= TEXT SEGMENT =
···
I have a list of suppliers and I want to check them to see if there are any possible duplicates.
Let's take some example supplier names:
1. The Supplier GmbH
2. Trading Company LLC & Co. KG
3. DHL Express
4. DHL-Express Inc.
5. Supplier GmbH
6. Trading S.a.r.l.
I created two regex functions:
StripNonAlpha
that removes all non alpha characters and two letter words and replaces "-" with a space and WordMatch
that takes two arguments and returns True
if this specific word exists in the company name (I want to check for whole words, not partial, this is why I'm not using InStr
).
Taking the vendor names from above, I want to have for example supplier 1 and 5, 3 and 4 marked as possible duplicates but not 2 and 6.
I have around 100K suppliers to check, but the code is running very slow. Any clues how to optimize it?
Function StripNonAlpha(TextToReplace As String) As String
Dim ObjRegex As Object
Set ObjRegex = CreateObject("vbscript.regexp")
With ObjRegex
.Global = True
.Pattern = "[^a-zA-Z\s]+"
StripNonAlpha = .Replace(Replace(TextToReplace, "-", Chr(32)), vbNullString)
.Pattern = "\b.{2}\b"
···
= COMPLETE THE FOLLOWING =
a. In the supplier-matching post, why does the writer avoid InStr for the word check?
b. Please list every example supplier name given in the supplier-matching post.
c. Pick up the supplier-matching post at the point where it stops.

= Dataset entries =
···
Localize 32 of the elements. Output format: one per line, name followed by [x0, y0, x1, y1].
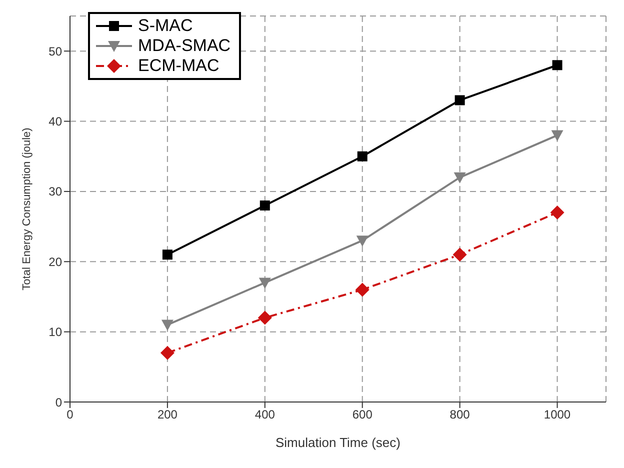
point: [160, 346, 174, 360]
x-tick-label: 0: [66, 408, 74, 422]
x-tick-label: 200: [157, 408, 178, 422]
x-tick-label: 600: [352, 408, 373, 422]
y-tick-label: 20: [48, 254, 62, 269]
point: [258, 310, 272, 325]
y-axis-title: Total Energy Consumption (joule): [20, 128, 33, 290]
y-tick-label: 30: [48, 184, 62, 199]
x-tick-label: 1000: [544, 408, 571, 422]
point: [454, 172, 466, 184]
y-tick-label: 10: [48, 325, 62, 340]
legend-label: ECM-MAC: [138, 56, 220, 76]
point: [552, 60, 562, 70]
point: [355, 282, 370, 297]
point: [452, 248, 467, 262]
x-axis-title: Simulation Time (sec): [276, 435, 400, 450]
point: [551, 130, 564, 142]
y-tick-label: 40: [48, 114, 62, 129]
x-tick-label: 400: [254, 408, 276, 422]
y-tick-label: 50: [48, 44, 62, 58]
legend-label: S-MAC: [138, 16, 193, 36]
point: [357, 151, 368, 162]
point: [162, 250, 172, 260]
y-tick-label: 0: [55, 395, 62, 410]
x-tick-label: 800: [450, 408, 470, 422]
point: [161, 320, 174, 331]
point: [550, 206, 564, 220]
point: [356, 236, 368, 247]
point: [454, 95, 465, 106]
legend-label: MDA-SMAC: [138, 36, 231, 56]
point: [260, 200, 270, 210]
point: [258, 278, 271, 289]
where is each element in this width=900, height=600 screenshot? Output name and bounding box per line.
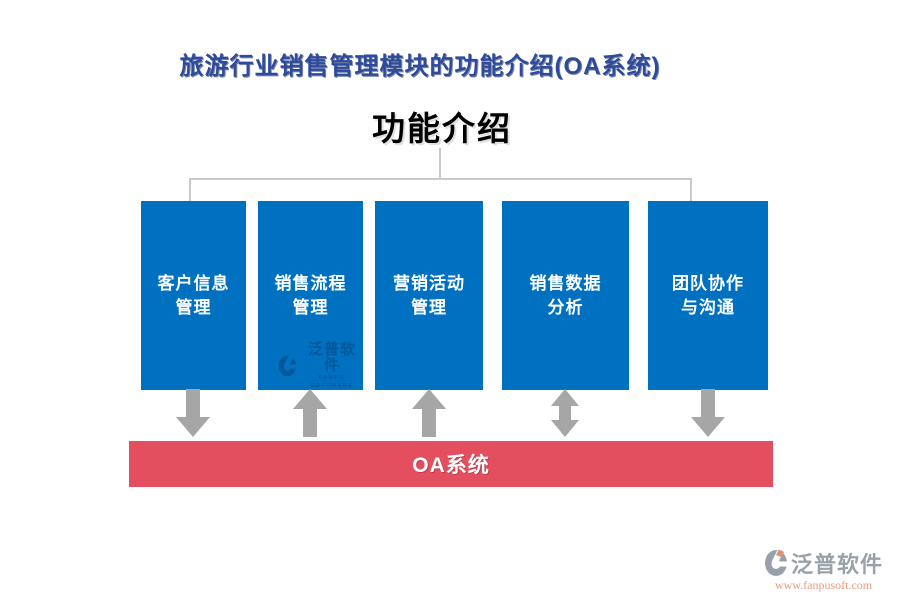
down-arrow-icon xyxy=(176,389,210,437)
watermark-brand-en: FANPU SOFTWARE xyxy=(310,375,354,389)
oa-system-bar: OA系统 xyxy=(129,441,773,487)
module-label-line1: 团队协作 xyxy=(672,273,744,293)
up-arrow-icon xyxy=(412,389,446,437)
fanpu-logo-icon xyxy=(278,354,297,377)
connector-drop-left xyxy=(189,178,191,202)
footer-brand-name: 泛普软件 xyxy=(791,552,884,577)
page-title: 旅游行业销售管理模块的功能介绍(OA系统) xyxy=(179,53,661,80)
module-label-line1: 销售数据 xyxy=(529,273,602,293)
footer-brand: 泛普软件 www.fanpusoft.com xyxy=(764,548,883,592)
up-arrow-icon xyxy=(293,389,327,437)
module-label-line1: 营销活动 xyxy=(393,273,465,293)
module-box-marketing-activity: 营销活动 管理 xyxy=(375,201,483,390)
up-down-arrow-icon xyxy=(551,389,579,437)
brand-watermark: 泛普软件 FANPU SOFTWARE xyxy=(278,342,363,390)
diagram-title: 功能介绍 xyxy=(372,110,512,147)
module-box-team-collaboration: 团队协作 与沟通 xyxy=(648,201,768,390)
module-label-line2: 与沟通 xyxy=(681,297,735,317)
down-arrow-icon xyxy=(691,389,725,437)
module-label-line2: 管理 xyxy=(292,297,329,317)
module-label-line2: 管理 xyxy=(411,297,447,317)
module-box-customer-info: 客户信息 管理 xyxy=(141,201,246,390)
connector-horizontal xyxy=(189,178,692,180)
fanpu-logo-icon xyxy=(765,549,788,576)
oa-system-label: OA系统 xyxy=(412,454,490,477)
module-label-line2: 分析 xyxy=(547,297,584,317)
module-label-line1: 客户信息 xyxy=(157,273,230,293)
module-box-sales-process: 销售流程 管理 泛普软件 FANPU SOFTWARE xyxy=(258,201,363,390)
module-box-sales-data-analysis: 销售数据 分析 xyxy=(502,201,629,390)
footer-brand-url: www.fanpusoft.com xyxy=(774,578,873,592)
module-label-line1: 销售流程 xyxy=(274,273,347,293)
module-label-line2: 管理 xyxy=(175,297,212,317)
watermark-brand: 泛普软件 xyxy=(307,341,356,374)
connector-stub xyxy=(439,148,441,179)
connector-drop-right xyxy=(690,178,692,202)
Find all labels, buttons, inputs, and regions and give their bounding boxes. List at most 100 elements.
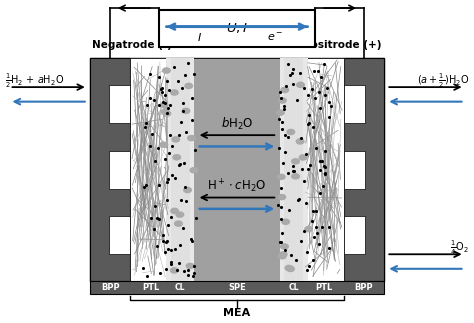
Text: BPP: BPP	[355, 283, 373, 292]
Point	[140, 184, 147, 189]
Point	[275, 117, 283, 122]
Point	[287, 252, 294, 257]
Point	[304, 166, 311, 171]
Circle shape	[278, 194, 285, 200]
Point	[159, 233, 166, 238]
Point	[179, 225, 187, 231]
Point	[323, 86, 331, 91]
Point	[279, 161, 287, 166]
Point	[157, 86, 165, 91]
Point	[313, 231, 320, 236]
Point	[277, 217, 285, 222]
Point	[277, 95, 285, 100]
Point	[278, 126, 285, 131]
Point	[167, 214, 174, 219]
Text: CL: CL	[175, 283, 185, 292]
Bar	[190, 58, 284, 281]
Text: Negatrode (-): Negatrode (-)	[92, 40, 173, 50]
Point	[164, 246, 172, 252]
Point	[282, 83, 290, 88]
Point	[285, 207, 293, 213]
Circle shape	[160, 142, 168, 147]
Circle shape	[281, 87, 289, 92]
Text: Positrode (+): Positrode (+)	[303, 40, 382, 50]
Text: SPE: SPE	[228, 283, 246, 292]
Point	[316, 167, 324, 172]
Point	[163, 110, 171, 116]
Point	[189, 274, 197, 279]
Point	[175, 162, 183, 168]
Point	[159, 238, 166, 244]
Point	[305, 113, 312, 118]
Circle shape	[163, 68, 170, 73]
Point	[156, 270, 164, 275]
Point	[289, 66, 297, 71]
Point	[155, 216, 163, 222]
Point	[291, 169, 298, 174]
Bar	[159, 10, 315, 47]
Point	[155, 75, 163, 80]
Point	[300, 229, 308, 234]
Point	[303, 267, 310, 272]
Point	[295, 197, 302, 202]
Circle shape	[185, 83, 192, 89]
Point	[164, 180, 171, 185]
Point	[164, 106, 172, 111]
Point	[281, 149, 288, 154]
Point	[181, 185, 189, 190]
Point	[321, 164, 328, 170]
Point	[320, 62, 328, 67]
Circle shape	[184, 187, 191, 193]
Circle shape	[172, 137, 180, 142]
Point	[298, 136, 305, 141]
Point	[281, 103, 288, 109]
Point	[325, 114, 332, 119]
Text: PTL: PTL	[142, 283, 159, 292]
Point	[164, 197, 171, 202]
Point	[163, 78, 171, 83]
Point	[188, 239, 195, 244]
Bar	[344, 58, 384, 281]
Text: $e^-$: $e^-$	[267, 32, 283, 43]
Circle shape	[186, 263, 194, 268]
Text: BPP: BPP	[101, 283, 119, 292]
Point	[163, 266, 170, 272]
Point	[310, 234, 318, 240]
Point	[319, 183, 327, 188]
Point	[316, 241, 323, 246]
Point	[278, 120, 286, 125]
Point	[284, 61, 292, 67]
Point	[312, 145, 320, 151]
Bar	[284, 58, 303, 281]
Point	[325, 225, 333, 230]
Point	[167, 260, 174, 265]
Point	[284, 134, 292, 140]
Point	[292, 257, 300, 262]
Circle shape	[282, 219, 290, 224]
Text: $b$H$_2$O: $b$H$_2$O	[221, 116, 253, 132]
Bar	[109, 86, 130, 123]
Point	[191, 215, 199, 221]
Point	[306, 162, 313, 168]
Text: PTL: PTL	[315, 283, 332, 292]
Point	[280, 106, 288, 111]
Point	[297, 239, 305, 244]
Point	[153, 243, 161, 248]
Point	[282, 132, 289, 137]
Point	[147, 215, 155, 220]
Point	[276, 240, 284, 245]
Point	[308, 87, 316, 92]
Circle shape	[188, 136, 195, 141]
Point	[181, 160, 188, 165]
Circle shape	[171, 208, 178, 214]
Bar	[166, 58, 194, 281]
Circle shape	[280, 252, 287, 257]
Point	[178, 86, 185, 91]
Point	[319, 224, 326, 230]
Point	[321, 92, 328, 97]
Circle shape	[287, 130, 295, 135]
Point	[190, 263, 198, 268]
Point	[165, 151, 173, 156]
Point	[175, 132, 182, 138]
Text: $\frac{1}{2}$H$_2$ + $a$H$_2$O: $\frac{1}{2}$H$_2$ + $a$H$_2$O	[5, 71, 64, 90]
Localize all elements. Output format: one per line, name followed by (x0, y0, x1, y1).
···
= RESULTS =
a. The writer wants to check for whole words, not partial ones, so InStr is not used.

b.
1. The Supplier GmbH
2. Trading Company LLC & Co. KG
3. DHL Express
4. DHL-Express Inc.
5. Supplier GmbH
6. Trading S.a.r.l.

c.
StripNonAlpha = .Replace(StripNonAlpha, vbNullString)
End With
End Function
Function WordMatch(Source As String, MatchExprValue As String) As Boolean
Dim RE As Object
Set RE = CreateObject("vbscript.regexp")
RE.IgnoreCase = True
RE.Pattern = "\b" & MatchExprValue & "\b"
WordMatch = RE.test(Source)
End Function
Sub possible_duplicatev2()
Dim arr1() As String
Dim exclude(1 To 6) As String
Dim arr2() As String
Dim companyname As Range
Dim i As Long
Dim j As Long
Dim k As Long
Dim l As Long
Dim FoundCount As Long
Dim DuplicateCount As Long
Dim rc As Long
Dim scompanyname As String
Dim x As Long
Dim y As Long
exclude(1) = "sarl"
exclude(2) = "gmbh"
exclude(3) = "llc"
exclude(4) = "inc"
exclude(5) = "the"
exclude(6) = "sas"
rc = Range("A" & Rows.Count).End(xlUp).Row
For x = rc To 2 Step -1
If LCase(Range("B" & x).Text) Like "*zzz*" Or LCase(Range("B" & x).Text) Like "*xxx*" Or LCase(Range("B" & x).Text) Like "*yyy*" Then
Range("B" & x).EntireRow.Delete
End If
Next x
rc = Range("A" & Rows.Count).End(xlUp).Row - 1
ReDim arr1(1 To rc, 1 To 2)
For Each companyname In Range("B2", Range("B1").End(xlDown))
scompanyname = StripNonAlpha(LCase(companyname))
arr1(companyname.Row - 1, 1) = scompanyname
Next companyname
For i = 1 To UBound(arr1, 1)
For j = 1 To UBound(exclude)
If WordMatch(arr1(i, 1), exclude(j)) = True Then
Replace arr1(i, 1), exclude(j), ""
End If
Next j
arr2 = Split(arr1(i, 1), " ")
For k = 1 To UBound(arr1, 1)
For l = 0 To UBound(arr2)
If k = i Then
GoTo nextk
ElseIf WordMatch(arr1(k, 1), arr2(l)) = True Then
FoundCount = FoundCount + 1
End If
Next l
If UBound(arr2) = 1 And FoundCount = 1 Then
arr1(k, 2) = "Yes"
DuplicateCount = DuplicateCount + 1
ElseIf UBound(arr2) > 0 And FoundCount > 1 Then
arr1(k, 2) = "Yes"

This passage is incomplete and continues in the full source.